■ Stated problem
Are you able to quote each entry exactly as written?

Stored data
-------

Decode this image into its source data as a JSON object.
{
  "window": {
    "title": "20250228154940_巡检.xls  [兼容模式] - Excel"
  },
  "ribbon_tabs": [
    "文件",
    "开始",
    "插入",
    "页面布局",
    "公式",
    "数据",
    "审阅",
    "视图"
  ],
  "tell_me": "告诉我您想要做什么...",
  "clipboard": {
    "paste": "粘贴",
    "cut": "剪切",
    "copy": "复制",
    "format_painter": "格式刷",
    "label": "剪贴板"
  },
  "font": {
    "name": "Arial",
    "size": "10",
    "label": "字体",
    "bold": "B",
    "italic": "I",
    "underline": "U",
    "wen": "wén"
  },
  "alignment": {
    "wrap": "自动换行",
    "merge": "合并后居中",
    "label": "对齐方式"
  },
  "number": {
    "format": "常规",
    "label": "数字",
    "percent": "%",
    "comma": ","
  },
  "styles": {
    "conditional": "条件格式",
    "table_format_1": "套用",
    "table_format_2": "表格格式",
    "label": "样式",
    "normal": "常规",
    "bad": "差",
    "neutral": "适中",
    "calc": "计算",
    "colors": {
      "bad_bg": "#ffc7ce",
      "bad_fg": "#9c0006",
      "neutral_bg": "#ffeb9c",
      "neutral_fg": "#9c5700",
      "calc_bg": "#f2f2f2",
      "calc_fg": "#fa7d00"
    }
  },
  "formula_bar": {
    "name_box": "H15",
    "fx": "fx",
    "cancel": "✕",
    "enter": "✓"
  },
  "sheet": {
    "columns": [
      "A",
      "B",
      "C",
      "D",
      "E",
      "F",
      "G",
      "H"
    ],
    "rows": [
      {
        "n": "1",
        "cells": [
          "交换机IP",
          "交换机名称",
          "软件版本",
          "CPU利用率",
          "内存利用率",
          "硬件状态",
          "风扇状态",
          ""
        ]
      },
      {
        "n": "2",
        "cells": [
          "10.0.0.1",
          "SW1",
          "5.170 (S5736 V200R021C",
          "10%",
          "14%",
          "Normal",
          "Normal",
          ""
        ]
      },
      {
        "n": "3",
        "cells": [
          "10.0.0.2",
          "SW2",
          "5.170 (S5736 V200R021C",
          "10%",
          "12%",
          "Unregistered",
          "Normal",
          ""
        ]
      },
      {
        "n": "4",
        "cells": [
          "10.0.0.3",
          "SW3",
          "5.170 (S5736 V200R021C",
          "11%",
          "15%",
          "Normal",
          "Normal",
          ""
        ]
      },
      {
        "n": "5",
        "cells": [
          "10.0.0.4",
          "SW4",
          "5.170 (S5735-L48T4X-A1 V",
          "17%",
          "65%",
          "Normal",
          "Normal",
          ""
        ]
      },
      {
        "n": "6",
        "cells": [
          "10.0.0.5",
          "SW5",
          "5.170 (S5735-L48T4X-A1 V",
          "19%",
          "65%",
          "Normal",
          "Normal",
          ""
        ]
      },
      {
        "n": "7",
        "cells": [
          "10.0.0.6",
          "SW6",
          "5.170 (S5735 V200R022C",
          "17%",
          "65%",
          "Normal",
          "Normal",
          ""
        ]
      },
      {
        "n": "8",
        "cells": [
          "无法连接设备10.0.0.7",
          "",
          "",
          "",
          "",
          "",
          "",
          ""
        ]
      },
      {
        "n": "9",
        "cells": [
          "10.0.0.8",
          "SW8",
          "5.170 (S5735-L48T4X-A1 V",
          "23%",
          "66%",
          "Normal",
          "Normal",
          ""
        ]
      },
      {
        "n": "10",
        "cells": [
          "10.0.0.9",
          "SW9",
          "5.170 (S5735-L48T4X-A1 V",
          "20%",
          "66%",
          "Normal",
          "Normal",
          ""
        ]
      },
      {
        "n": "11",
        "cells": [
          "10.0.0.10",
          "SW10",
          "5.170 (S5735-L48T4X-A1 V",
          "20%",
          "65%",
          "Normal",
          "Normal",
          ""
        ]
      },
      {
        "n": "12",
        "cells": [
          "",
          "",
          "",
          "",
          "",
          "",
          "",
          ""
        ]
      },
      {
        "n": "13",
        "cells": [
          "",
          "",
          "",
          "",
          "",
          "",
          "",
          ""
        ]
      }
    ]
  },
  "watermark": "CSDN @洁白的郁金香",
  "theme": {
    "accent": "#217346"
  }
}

-------

■ Output below
Decode this image into its source data as a JSON object.
{
  "window": {
    "title": "20250228154940_巡检.xls  [兼容模式] - Excel"
  },
  "ribbon_tabs": [
    "文件",
    "开始",
    "插入",
    "页面布局",
    "公式",
    "数据",
    "审阅",
    "视图"
  ],
  "tell_me": "告诉我您想要做什么...",
  "clipboard": {
    "paste": "粘贴",
    "cut": "剪切",
    "copy": "复制",
    "format_painter": "格式刷",
    "label": "剪贴板"
  },
  "font": {
    "name": "Arial",
    "size": "10",
    "label": "字体",
    "bold": "B",
    "italic": "I",
    "underline": "U",
    "wen": "wén"
  },
  "alignment": {
    "wrap": "自动换行",
    "merge": "合并后居中",
    "label": "对齐方式"
  },
  "number": {
    "format": "常规",
    "label": "数字",
    "percent": "%",
    "comma": ","
  },
  "styles": {
    "conditional": "条件格式",
    "table_format_1": "套用",
    "table_format_2": "表格格式",
    "label": "样式",
    "normal": "常规",
    "bad": "差",
    "neutral": "适中",
    "calc": "计算",
    "colors": {
      "bad_bg": "#ffc7ce",
      "bad_fg": "#9c0006",
      "neutral_bg": "#ffeb9c",
      "neutral_fg": "#9c5700",
      "calc_bg": "#f2f2f2",
      "calc_fg": "#fa7d00"
    }
  },
  "formula_bar": {
    "name_box": "H15",
    "fx": "fx",
    "cancel": "✕",
    "enter": "✓"
  },
  "sheet": {
    "columns": [
      "A",
      "B",
      "C",
      "D",
      "E",
      "F",
      "G",
      "H"
    ],
    "rows": [
      {
        "n": "1",
        "cells": [
          "交换机IP",
          "交换机名称",
          "软件版本",
          "CPU利用率",
          "内存利用率",
          "硬件状态",
          "风扇状态",
          ""
        ]
      },
      {
        "n": "2",
        "cells": [
          "10.0.0.1",
          "SW1",
          "5.170 (S5736 V200R021C",
          "10%",
          "14%",
          "Normal",
          "Normal",
          ""
        ]
      },
      {
        "n": "3",
        "cells": [
          "10.0.0.2",
          "SW2",
          "5.170 (S5736 V200R021C",
          "10%",
          "12%",
          "Unregistered",
          "Normal",
          ""
        ]
      },
      {
        "n": "4",
        "cells": [
          "10.0.0.3",
          "SW3",
          "5.170 (S5736 V200R021C",
          "11%",
          "15%",
          "Normal",
          "Normal",
          ""
        ]
      },
      {
        "n": "5",
        "cells": [
          "10.0.0.4",
          "SW4",
          "5.170 (S5735-L48T4X-A1 V",
          "17%",
          "65%",
          "Normal",
          "Normal",
          ""
        ]
      },
      {
        "n": "6",
        "cells": [
          "10.0.0.5",
          "SW5",
          "5.170 (S5735-L48T4X-A1 V",
          "19%",
          "65%",
          "Normal",
          "Normal",
          ""
        ]
      },
      {
        "n": "7",
        "cells": [
          "10.0.0.6",
          "SW6",
          "5.170 (S5735 V200R022C",
          "17%",
          "65%",
          "Normal",
          "Normal",
          ""
        ]
      },
      {
        "n": "8",
        "cells": [
          "无法连接设备10.0.0.7",
          "",
          "",
          "",
          "",
          "",
          "",
          ""
        ]
      },
      {
        "n": "9",
        "cells": [
          "10.0.0.8",
          "SW8",
          "5.170 (S5735-L48T4X-A1 V",
          "23%",
          "66%",
          "Normal",
          "Normal",
          ""
        ]
      },
      {
        "n": "10",
        "cells": [
          "10.0.0.9",
          "SW9",
          "5.170 (S5735-L48T4X-A1 V",
          "20%",
          "66%",
          "Normal",
          "Normal",
          ""
        ]
      },
      {
        "n": "11",
        "cells": [
          "10.0.0.10",
          "SW10",
          "5.170 (S5735-L48T4X-A1 V",
          "20%",
          "65%",
          "Normal",
          "Normal",
          ""
        ]
      },
      {
        "n": "12",
        "cells": [
          "",
          "",
          "",
          "",
          "",
          "",
          "",
          ""
        ]
      },
      {
        "n": "13",
        "cells": [
          "",
          "",
          "",
          "",
          "",
          "",
          "",
          ""
        ]
      }
    ]
  },
  "watermark": "CSDN @洁白的郁金香",
  "theme": {
    "accent": "#217346"
  }
}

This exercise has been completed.